» **PROBLEM REQUIREMENTS**:
Locate all lines in the data below that hold "while" and show them.

» **RECORDS SHOWN**:
Start

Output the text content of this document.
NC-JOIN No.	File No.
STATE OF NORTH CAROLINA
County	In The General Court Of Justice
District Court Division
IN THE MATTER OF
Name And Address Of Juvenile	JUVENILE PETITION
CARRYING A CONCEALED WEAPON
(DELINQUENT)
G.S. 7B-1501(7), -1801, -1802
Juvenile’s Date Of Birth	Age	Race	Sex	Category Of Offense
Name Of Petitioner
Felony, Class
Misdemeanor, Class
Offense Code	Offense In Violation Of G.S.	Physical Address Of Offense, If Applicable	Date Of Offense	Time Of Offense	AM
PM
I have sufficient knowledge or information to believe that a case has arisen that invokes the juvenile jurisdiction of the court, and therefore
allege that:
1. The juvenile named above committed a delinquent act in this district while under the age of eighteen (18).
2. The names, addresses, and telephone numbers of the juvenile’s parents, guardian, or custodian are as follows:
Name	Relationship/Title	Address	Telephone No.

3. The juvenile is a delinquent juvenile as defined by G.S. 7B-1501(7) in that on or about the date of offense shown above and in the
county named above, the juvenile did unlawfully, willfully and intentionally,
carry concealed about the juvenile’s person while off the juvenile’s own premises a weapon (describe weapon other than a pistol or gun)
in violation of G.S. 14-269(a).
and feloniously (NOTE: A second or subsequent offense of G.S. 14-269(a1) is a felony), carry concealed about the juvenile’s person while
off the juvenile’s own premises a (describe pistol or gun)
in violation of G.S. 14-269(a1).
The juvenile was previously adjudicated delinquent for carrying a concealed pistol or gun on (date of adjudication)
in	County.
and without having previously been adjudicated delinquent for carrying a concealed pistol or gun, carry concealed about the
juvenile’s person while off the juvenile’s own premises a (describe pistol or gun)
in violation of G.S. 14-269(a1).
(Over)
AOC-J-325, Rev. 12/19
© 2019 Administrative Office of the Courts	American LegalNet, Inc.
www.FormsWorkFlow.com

End
Start

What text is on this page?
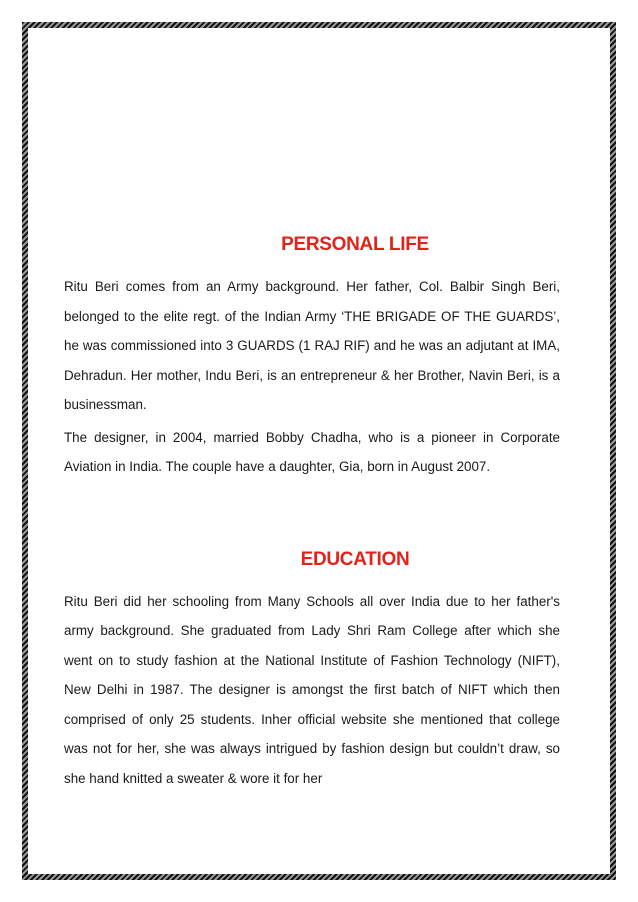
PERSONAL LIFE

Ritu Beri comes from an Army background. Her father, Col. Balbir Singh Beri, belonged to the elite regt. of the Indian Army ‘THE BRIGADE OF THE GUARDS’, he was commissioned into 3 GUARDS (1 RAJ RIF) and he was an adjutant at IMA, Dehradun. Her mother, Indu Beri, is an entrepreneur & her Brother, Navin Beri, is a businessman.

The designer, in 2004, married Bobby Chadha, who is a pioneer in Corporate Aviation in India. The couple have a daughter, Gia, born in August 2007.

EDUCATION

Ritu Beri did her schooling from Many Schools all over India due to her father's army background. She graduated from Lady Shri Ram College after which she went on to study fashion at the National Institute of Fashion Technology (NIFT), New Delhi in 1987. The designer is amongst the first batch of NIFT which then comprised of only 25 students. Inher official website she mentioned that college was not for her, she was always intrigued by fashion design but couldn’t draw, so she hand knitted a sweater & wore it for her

End

» **ANSWER TO THE PROBLEM**:
1. The juvenile named above committed a delinquent act in this district while under the age of eighteen (18).
carry concealed about the juvenile’s person while off the juvenile’s own premises a weapon (describe weapon other than a pistol or gun)
and feloniously (NOTE: A second or subsequent offense of G.S. 14-269(a1) is a felony), carry concealed about the juvenile’s person while
juvenile’s person while off the juvenile’s own premises a (describe pistol or gun)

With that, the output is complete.